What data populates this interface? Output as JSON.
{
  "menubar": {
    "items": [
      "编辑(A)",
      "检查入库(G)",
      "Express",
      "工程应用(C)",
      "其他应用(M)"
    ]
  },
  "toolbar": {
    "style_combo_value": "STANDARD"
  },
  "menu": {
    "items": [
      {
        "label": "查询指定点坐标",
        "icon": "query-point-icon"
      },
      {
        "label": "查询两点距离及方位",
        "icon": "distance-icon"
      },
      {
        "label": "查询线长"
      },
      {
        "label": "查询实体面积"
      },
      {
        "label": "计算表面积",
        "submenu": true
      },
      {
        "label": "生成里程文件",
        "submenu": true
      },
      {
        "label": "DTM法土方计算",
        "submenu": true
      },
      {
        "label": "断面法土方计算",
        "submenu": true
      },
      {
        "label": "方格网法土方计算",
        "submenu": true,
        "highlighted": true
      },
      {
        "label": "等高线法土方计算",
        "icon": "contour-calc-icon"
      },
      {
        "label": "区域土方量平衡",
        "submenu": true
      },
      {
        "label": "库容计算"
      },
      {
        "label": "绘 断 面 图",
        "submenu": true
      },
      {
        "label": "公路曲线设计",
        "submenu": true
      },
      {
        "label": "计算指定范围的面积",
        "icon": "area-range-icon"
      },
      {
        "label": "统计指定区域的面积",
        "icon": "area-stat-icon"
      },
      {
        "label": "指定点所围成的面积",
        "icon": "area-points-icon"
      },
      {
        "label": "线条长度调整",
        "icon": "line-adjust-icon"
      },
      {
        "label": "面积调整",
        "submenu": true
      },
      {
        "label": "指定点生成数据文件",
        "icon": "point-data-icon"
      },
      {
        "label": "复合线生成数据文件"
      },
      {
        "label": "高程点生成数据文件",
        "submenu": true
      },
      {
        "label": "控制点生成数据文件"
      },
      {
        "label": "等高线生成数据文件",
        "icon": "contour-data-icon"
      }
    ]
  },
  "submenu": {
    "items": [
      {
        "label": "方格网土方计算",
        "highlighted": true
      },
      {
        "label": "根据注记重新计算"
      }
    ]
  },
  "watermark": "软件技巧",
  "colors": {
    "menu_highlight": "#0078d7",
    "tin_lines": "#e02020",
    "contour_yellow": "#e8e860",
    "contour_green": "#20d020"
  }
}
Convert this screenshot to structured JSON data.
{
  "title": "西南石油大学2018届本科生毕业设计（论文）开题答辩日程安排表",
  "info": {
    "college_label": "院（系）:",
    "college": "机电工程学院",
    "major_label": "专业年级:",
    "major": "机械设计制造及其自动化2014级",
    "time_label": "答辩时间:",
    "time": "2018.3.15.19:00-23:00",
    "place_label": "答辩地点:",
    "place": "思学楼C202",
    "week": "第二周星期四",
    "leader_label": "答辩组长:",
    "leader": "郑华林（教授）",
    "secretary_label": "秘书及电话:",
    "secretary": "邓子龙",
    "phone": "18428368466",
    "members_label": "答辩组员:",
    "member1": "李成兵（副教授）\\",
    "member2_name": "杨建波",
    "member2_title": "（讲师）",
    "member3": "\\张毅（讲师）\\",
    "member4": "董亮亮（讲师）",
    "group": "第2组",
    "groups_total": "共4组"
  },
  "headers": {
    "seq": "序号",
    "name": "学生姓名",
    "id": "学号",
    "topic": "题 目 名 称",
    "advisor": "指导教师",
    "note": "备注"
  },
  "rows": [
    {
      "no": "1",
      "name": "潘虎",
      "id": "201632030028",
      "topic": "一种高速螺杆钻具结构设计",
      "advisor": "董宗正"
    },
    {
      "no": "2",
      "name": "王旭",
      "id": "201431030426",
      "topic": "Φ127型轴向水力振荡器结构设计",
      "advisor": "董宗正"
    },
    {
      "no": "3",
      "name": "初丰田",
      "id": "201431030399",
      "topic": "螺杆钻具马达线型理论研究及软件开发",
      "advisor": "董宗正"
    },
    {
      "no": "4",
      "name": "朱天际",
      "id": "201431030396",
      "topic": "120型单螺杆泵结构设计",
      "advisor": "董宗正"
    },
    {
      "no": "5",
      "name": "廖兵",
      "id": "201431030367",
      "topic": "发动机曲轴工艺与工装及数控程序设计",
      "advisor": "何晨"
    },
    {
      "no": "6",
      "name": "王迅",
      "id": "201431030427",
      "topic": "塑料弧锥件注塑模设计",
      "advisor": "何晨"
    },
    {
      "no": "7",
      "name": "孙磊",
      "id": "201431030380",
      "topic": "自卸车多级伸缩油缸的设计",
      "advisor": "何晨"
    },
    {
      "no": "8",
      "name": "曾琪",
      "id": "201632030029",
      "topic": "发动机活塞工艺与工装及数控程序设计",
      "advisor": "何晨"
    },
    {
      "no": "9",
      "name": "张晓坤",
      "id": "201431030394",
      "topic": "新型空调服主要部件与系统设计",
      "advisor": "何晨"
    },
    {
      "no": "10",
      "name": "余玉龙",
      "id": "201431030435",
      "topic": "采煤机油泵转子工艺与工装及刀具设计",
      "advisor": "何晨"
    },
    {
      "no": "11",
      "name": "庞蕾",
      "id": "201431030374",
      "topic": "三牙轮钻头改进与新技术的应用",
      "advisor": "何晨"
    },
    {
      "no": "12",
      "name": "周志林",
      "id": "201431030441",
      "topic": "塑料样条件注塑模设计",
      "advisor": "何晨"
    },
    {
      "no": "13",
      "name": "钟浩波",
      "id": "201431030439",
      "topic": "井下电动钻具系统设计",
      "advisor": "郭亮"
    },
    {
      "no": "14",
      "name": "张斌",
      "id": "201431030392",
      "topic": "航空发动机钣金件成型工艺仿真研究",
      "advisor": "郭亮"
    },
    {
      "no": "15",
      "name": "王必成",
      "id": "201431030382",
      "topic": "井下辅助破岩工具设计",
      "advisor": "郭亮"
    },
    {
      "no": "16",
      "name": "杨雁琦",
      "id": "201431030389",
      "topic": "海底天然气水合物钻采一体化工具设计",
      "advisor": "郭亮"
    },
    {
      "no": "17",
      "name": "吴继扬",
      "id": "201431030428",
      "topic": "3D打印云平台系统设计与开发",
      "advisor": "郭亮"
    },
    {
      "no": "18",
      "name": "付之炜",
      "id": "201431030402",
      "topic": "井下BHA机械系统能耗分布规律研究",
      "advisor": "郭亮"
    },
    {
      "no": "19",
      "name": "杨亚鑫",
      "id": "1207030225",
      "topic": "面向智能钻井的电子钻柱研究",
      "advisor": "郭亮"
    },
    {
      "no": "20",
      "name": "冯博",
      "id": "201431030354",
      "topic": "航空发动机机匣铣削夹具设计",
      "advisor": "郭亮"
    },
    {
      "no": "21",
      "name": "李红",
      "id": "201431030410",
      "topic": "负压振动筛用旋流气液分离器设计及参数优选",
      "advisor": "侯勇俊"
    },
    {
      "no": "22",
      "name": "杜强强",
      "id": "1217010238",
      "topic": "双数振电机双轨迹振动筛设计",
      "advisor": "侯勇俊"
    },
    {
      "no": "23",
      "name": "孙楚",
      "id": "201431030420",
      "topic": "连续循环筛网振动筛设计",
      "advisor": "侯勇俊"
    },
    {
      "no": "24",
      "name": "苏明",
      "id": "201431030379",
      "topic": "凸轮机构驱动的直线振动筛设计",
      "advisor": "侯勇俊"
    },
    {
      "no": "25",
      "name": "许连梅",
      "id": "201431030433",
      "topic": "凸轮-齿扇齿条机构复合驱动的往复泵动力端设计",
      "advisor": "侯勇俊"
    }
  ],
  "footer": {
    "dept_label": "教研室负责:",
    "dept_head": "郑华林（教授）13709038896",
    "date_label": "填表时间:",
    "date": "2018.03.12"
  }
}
● ● ● ● ●
- What you will do:
Give the data again, exactly as it stands.

- Task result:
What data populates this interface? Output as JSON.
{
  "menubar": {
    "items": [
      "编辑(A)",
      "检查入库(G)",
      "Express",
      "工程应用(C)",
      "其他应用(M)"
    ]
  },
  "toolbar": {
    "style_combo_value": "STANDARD"
  },
  "menu": {
    "items": [
      {
        "label": "查询指定点坐标",
        "icon": "query-point-icon"
      },
      {
        "label": "查询两点距离及方位",
        "icon": "distance-icon"
      },
      {
        "label": "查询线长"
      },
      {
        "label": "查询实体面积"
      },
      {
        "label": "计算表面积",
        "submenu": true
      },
      {
        "label": "生成里程文件",
        "submenu": true
      },
      {
        "label": "DTM法土方计算",
        "submenu": true
      },
      {
        "label": "断面法土方计算",
        "submenu": true
      },
      {
        "label": "方格网法土方计算",
        "submenu": true,
        "highlighted": true
      },
      {
        "label": "等高线法土方计算",
        "icon": "contour-calc-icon"
      },
      {
        "label": "区域土方量平衡",
        "submenu": true
      },
      {
        "label": "库容计算"
      },
      {
        "label": "绘 断 面 图",
        "submenu": true
      },
      {
        "label": "公路曲线设计",
        "submenu": true
      },
      {
        "label": "计算指定范围的面积",
        "icon": "area-range-icon"
      },
      {
        "label": "统计指定区域的面积",
        "icon": "area-stat-icon"
      },
      {
        "label": "指定点所围成的面积",
        "icon": "area-points-icon"
      },
      {
        "label": "线条长度调整",
        "icon": "line-adjust-icon"
      },
      {
        "label": "面积调整",
        "submenu": true
      },
      {
        "label": "指定点生成数据文件",
        "icon": "point-data-icon"
      },
      {
        "label": "复合线生成数据文件"
      },
      {
        "label": "高程点生成数据文件",
        "submenu": true
      },
      {
        "label": "控制点生成数据文件"
      },
      {
        "label": "等高线生成数据文件",
        "icon": "contour-data-icon"
      }
    ]
  },
  "submenu": {
    "items": [
      {
        "label": "方格网土方计算",
        "highlighted": true
      },
      {
        "label": "根据注记重新计算"
      }
    ]
  },
  "watermark": "软件技巧",
  "colors": {
    "menu_highlight": "#0078d7",
    "tin_lines": "#e02020",
    "contour_yellow": "#e8e860",
    "contour_green": "#20d020"
  }
}
Convert this screenshot to structured JSON data.
{
  "title": "西南石油大学2018届本科生毕业设计（论文）开题答辩日程安排表",
  "info": {
    "college_label": "院（系）:",
    "college": "机电工程学院",
    "major_label": "专业年级:",
    "major": "机械设计制造及其自动化2014级",
    "time_label": "答辩时间:",
    "time": "2018.3.15.19:00-23:00",
    "place_label": "答辩地点:",
    "place": "思学楼C202",
    "week": "第二周星期四",
    "leader_label": "答辩组长:",
    "leader": "郑华林（教授）",
    "secretary_label": "秘书及电话:",
    "secretary": "邓子龙",
    "phone": "18428368466",
    "members_label": "答辩组员:",
    "member1": "李成兵（副教授）\\",
    "member2_name": "杨建波",
    "member2_title": "（讲师）",
    "member3": "\\张毅（讲师）\\",
    "member4": "董亮亮（讲师）",
    "group": "第2组",
    "groups_total": "共4组"
  },
  "headers": {
    "seq": "序号",
    "name": "学生姓名",
    "id": "学号",
    "topic": "题 目 名 称",
    "advisor": "指导教师",
    "note": "备注"
  },
  "rows": [
    {
      "no": "1",
      "name": "潘虎",
      "id": "201632030028",
      "topic": "一种高速螺杆钻具结构设计",
      "advisor": "董宗正"
    },
    {
      "no": "2",
      "name": "王旭",
      "id": "201431030426",
      "topic": "Φ127型轴向水力振荡器结构设计",
      "advisor": "董宗正"
    },
    {
      "no": "3",
      "name": "初丰田",
      "id": "201431030399",
      "topic": "螺杆钻具马达线型理论研究及软件开发",
      "advisor": "董宗正"
    },
    {
      "no": "4",
      "name": "朱天际",
      "id": "201431030396",
      "topic": "120型单螺杆泵结构设计",
      "advisor": "董宗正"
    },
    {
      "no": "5",
      "name": "廖兵",
      "id": "201431030367",
      "topic": "发动机曲轴工艺与工装及数控程序设计",
      "advisor": "何晨"
    },
    {
      "no": "6",
      "name": "王迅",
      "id": "201431030427",
      "topic": "塑料弧锥件注塑模设计",
      "advisor": "何晨"
    },
    {
      "no": "7",
      "name": "孙磊",
      "id": "201431030380",
      "topic": "自卸车多级伸缩油缸的设计",
      "advisor": "何晨"
    },
    {
      "no": "8",
      "name": "曾琪",
      "id": "201632030029",
      "topic": "发动机活塞工艺与工装及数控程序设计",
      "advisor": "何晨"
    },
    {
      "no": "9",
      "name": "张晓坤",
      "id": "201431030394",
      "topic": "新型空调服主要部件与系统设计",
      "advisor": "何晨"
    },
    {
      "no": "10",
      "name": "余玉龙",
      "id": "201431030435",
      "topic": "采煤机油泵转子工艺与工装及刀具设计",
      "advisor": "何晨"
    },
    {
      "no": "11",
      "name": "庞蕾",
      "id": "201431030374",
      "topic": "三牙轮钻头改进与新技术的应用",
      "advisor": "何晨"
    },
    {
      "no": "12",
      "name": "周志林",
      "id": "201431030441",
      "topic": "塑料样条件注塑模设计",
      "advisor": "何晨"
    },
    {
      "no": "13",
      "name": "钟浩波",
      "id": "201431030439",
      "topic": "井下电动钻具系统设计",
      "advisor": "郭亮"
    },
    {
      "no": "14",
      "name": "张斌",
      "id": "201431030392",
      "topic": "航空发动机钣金件成型工艺仿真研究",
      "advisor": "郭亮"
    },
    {
      "no": "15",
      "name": "王必成",
      "id": "201431030382",
      "topic": "井下辅助破岩工具设计",
      "advisor": "郭亮"
    },
    {
      "no": "16",
      "name": "杨雁琦",
      "id": "201431030389",
      "topic": "海底天然气水合物钻采一体化工具设计",
      "advisor": "郭亮"
    },
    {
      "no": "17",
      "name": "吴继扬",
      "id": "201431030428",
      "topic": "3D打印云平台系统设计与开发",
      "advisor": "郭亮"
    },
    {
      "no": "18",
      "name": "付之炜",
      "id": "201431030402",
      "topic": "井下BHA机械系统能耗分布规律研究",
      "advisor": "郭亮"
    },
    {
      "no": "19",
      "name": "杨亚鑫",
      "id": "1207030225",
      "topic": "面向智能钻井的电子钻柱研究",
      "advisor": "郭亮"
    },
    {
      "no": "20",
      "name": "冯博",
      "id": "201431030354",
      "topic": "航空发动机机匣铣削夹具设计",
      "advisor": "郭亮"
    },
    {
      "no": "21",
      "name": "李红",
      "id": "201431030410",
      "topic": "负压振动筛用旋流气液分离器设计及参数优选",
      "advisor": "侯勇俊"
    },
    {
      "no": "22",
      "name": "杜强强",
      "id": "1217010238",
      "topic": "双数振电机双轨迹振动筛设计",
      "advisor": "侯勇俊"
    },
    {
      "no": "23",
      "name": "孙楚",
      "id": "201431030420",
      "topic": "连续循环筛网振动筛设计",
      "advisor": "侯勇俊"
    },
    {
      "no": "24",
      "name": "苏明",
      "id": "201431030379",
      "topic": "凸轮机构驱动的直线振动筛设计",
      "advisor": "侯勇俊"
    },
    {
      "no": "25",
      "name": "许连梅",
      "id": "201431030433",
      "topic": "凸轮-齿扇齿条机构复合驱动的往复泵动力端设计",
      "advisor": "侯勇俊"
    }
  ],
  "footer": {
    "dept_label": "教研室负责:",
    "dept_head": "郑华林（教授）13709038896",
    "date_label": "填表时间:",
    "date": "2018.03.12"
  }
}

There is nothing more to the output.